文書本文:

必要な PCIe ブロック ロケーション、デザイン フロー例、要件、制限事項、フィールド アップデートのフローの詳細、その他の考慮事項は、UltraScale デバイスの場合は 『UltraScale Devices Gen3 Integrated Block for PCI Express LogiCORE IP 製品ガイド』 (PG156) の Tandem コンフィギュレーションのセクションを、UltraScale+ デバイスの場合は 『UltraScale+ Devices Integrated Block for PCI Express LogiCORE IP 製品ガイド』 (PG213) を参照してください。
デバイス | パッケージ PCIe ブロック | PCIe リセットのロケーション | ステータス |
---|---|---|---|
Kintex UltraScale | |||
KU025 | PCIE_3_1_X0Y0 | IOB_X1Y103 | プロダクション |
KU035 | PCIE_3_1_X0Y0 | IOB_X1Y103 | プロダクション |
KU040 | PCIE_3_1_X0Y0 | IOB_X1Y103 | プロダクション |
KU060 | PCIE_3_1_X0Y0 | IOB_X2Y103 | プロダクション |
KU085 | PCIE_3_1_X0Y0 | IOB_X2Y103 | プロダクション |
KU095 | PCIE_3_1_X0Y0 | IOB_X1Y103 | プロダクション |
KU115 | PCIE_3_1_X0Y0 | IOB_X2Y103 | プロダクション |
AMD Virtex™ UltraScale™ | |||
XVU065 | PCIE_3_1_X0Y0 | IOB_X1Y103 | プロダクション |
VU080 | PCIE_3_1_X0Y0 | IOB_X1Y103 | プロダクション |
VU095 | PCIE_3_1_X0Y0 | IOB_X1Y103 | プロダクション |
VU125 | PCIE_3_1_X0Y0 | IOB_X1Y103 | プロダクション |
VU160 | PCIE_3_1_X0Y1 | IOB_X1Y363 | プロダクション |
VU190 | PCIE_3_1_X0Y2 | IOB_X1Y363 | プロダクション |
VU440 | PCIE_3_1_X0Y2 | IOB_X1Y363 | プロダクション |
UltraScale デバイス専用の PCIe リセットのパッケージ ピンは、次の Tcl コマンドを使用して簡単に見つけることができます。

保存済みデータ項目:
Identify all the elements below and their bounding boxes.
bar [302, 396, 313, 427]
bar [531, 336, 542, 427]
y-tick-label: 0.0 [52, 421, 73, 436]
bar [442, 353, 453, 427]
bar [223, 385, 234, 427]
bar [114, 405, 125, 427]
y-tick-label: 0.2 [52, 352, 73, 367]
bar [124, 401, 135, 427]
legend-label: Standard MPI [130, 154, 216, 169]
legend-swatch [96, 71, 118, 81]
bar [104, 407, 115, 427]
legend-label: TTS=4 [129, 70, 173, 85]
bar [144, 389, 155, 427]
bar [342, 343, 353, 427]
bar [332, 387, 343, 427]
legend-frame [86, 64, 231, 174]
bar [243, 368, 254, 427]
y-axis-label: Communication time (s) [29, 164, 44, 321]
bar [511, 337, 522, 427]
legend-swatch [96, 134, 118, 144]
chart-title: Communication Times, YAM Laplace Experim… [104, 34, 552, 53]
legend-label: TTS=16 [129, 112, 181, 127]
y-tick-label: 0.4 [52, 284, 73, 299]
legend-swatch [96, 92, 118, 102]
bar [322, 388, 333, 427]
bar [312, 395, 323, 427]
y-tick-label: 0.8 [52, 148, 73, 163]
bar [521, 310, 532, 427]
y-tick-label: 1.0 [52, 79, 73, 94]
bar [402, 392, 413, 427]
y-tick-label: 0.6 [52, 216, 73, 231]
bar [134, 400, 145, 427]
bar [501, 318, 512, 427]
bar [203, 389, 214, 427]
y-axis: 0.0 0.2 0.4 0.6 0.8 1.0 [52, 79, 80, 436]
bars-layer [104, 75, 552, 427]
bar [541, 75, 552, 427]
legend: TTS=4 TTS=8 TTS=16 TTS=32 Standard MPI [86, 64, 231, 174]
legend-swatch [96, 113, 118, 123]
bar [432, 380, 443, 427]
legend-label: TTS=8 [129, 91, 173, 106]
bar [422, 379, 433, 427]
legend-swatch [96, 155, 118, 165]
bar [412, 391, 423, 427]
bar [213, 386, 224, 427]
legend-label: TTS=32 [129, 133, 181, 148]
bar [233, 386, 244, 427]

課題 1: PCIe ブロックのロケーションに関する文書では、UltraScale+ デバイスの場合に参照先として挙げられている製品ガイドの番号は何ですか。
課題 2: PCIe ブロックのロケーションに関する文書を、最後の文の後から続けて書いてください。

模範解答 1: PG213

模範解答 2:
get_package_pins -of_objects [get_sites IOB_X1Y103]
デバイス | パッケージ PCIe ブロック | ステータス 1 |
---|---|---|
Kintex UltraScale+ | ||
KU3P | PCIE40E4_X0Y0 | プロダクション |
KU5P | PCIE40E4_X0Y0 | プロダクション |
KU11P | PCIE40E4_X1Y0 | プロダクション |
KU15P | PCIE40E4_X1Y0 | プロダクション |
KU19P | MCAP がイネーブルの PCIe サイトなし | PCIe での配布はサポートされない2 |
Virtex UltraScale+ | ||
VU3P | PCIE40E4_X1Y0 | プロダクション |
VU5P | PCIE40E4_X1Y0 | プロダクション |
VU7P | PCIE40E4_X1Y0 | プロダクション |
VU9P | PCIE40E4_X1Y2 | プロダクション |
VU11P | PCIE40E4_X0Y0 | プロダクション |
VU13P | PCIE40E4_X0Y1 | プロダクション |
VU19P | PCIE4CE4_X0Y2 | プロダクション |
VU23P | PCIE4CE4_X0Y0 | プロダクション |
VU27P | PCIE40E4_X0Y | プロダクション |
VU29P | PCIE40E4_X0Y0 | プロダクション |
VU31P | PCIE4CE4_X1Y0 | プロダクション |
VU33P | PCIE4CE4_X1Y0 | プロダクション |
VU35P | PCIE4CE4_X1Y0 | プロダクション |
VU37P | PCIE4CE4_X1Y0 | プロダクション |
VU45P | PCIE4CE4_X1Y0 | プロダクション |
VU47P | PCIE4CE4_X1Y0 | プロダクション |
VU57P | PCIE4CE4_X1Y0 | プロダクション |
AMD Zynq™ UltraScale+™ MPSoC | ||
ZU4EV/EG/CC | PCIE40E4_X0Y1 | プロダクション |
ZU5EV/EG/CC | PCIE40E4_X0Y1 | プロダクション |
ZU7EV/EG/CC | PCIE40E4_X0Y1 | プロダクション |
ZU11EG | PCIE40E4_X1Y0 | プロダクション |
ZU17EG | PCIE40E4_X1Y0 | プロダクション |
ZU19EG | PCIE40E4_X1Y0 | プロダクション |
|
MCAP は、32 ビット データパスで 200 MHz で動作できます。通常、ビットストリームはホスト PC から PCI Express コンフィギュレーション パケットを介して MCAP に読み込まれます。これらのシステムでは、ホスト PC およびホスト PC ソフトウェアが MCAP パフォーマンスおよびビットストリームのスループットを制限する主な要因です。特定のホスト PC およびホスト PC ソフトウェアの PCIe パフォーマンスはシステムによって大きく異なるので、全体的な MCAP パフォーマンス スループットも大きく異なる可能性があります。
詳細およびサンプル ドライバーは、アンサー 64761 を参照してください。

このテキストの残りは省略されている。